> [Extracted information]:
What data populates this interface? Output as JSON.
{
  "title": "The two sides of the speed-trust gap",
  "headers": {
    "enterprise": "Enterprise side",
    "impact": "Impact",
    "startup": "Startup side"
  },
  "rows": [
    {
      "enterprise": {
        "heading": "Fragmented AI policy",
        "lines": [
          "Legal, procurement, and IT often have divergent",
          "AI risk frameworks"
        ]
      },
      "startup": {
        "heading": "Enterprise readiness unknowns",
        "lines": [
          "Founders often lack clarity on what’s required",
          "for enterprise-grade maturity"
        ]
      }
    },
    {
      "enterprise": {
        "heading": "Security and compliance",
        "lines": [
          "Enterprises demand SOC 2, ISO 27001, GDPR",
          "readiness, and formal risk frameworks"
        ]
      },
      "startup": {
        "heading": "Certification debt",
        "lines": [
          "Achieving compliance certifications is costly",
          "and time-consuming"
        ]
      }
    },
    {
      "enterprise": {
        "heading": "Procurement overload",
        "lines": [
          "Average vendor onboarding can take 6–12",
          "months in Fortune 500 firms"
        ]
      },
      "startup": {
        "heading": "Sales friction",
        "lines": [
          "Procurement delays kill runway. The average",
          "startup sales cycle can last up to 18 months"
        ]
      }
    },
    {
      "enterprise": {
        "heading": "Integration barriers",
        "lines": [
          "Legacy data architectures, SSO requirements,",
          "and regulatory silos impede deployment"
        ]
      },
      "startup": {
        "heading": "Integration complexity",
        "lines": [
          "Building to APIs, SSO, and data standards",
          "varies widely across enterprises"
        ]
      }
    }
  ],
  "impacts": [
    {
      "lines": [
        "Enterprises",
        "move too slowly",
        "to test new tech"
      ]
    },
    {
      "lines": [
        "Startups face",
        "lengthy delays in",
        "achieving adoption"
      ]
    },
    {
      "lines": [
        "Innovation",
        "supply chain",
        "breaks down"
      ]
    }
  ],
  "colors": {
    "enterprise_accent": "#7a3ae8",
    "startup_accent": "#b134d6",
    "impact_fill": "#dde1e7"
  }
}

> [What is being asked]:
What is the number of lines in the data above that include the word "often"? Answer with that number only.

> [Answer in full]:
2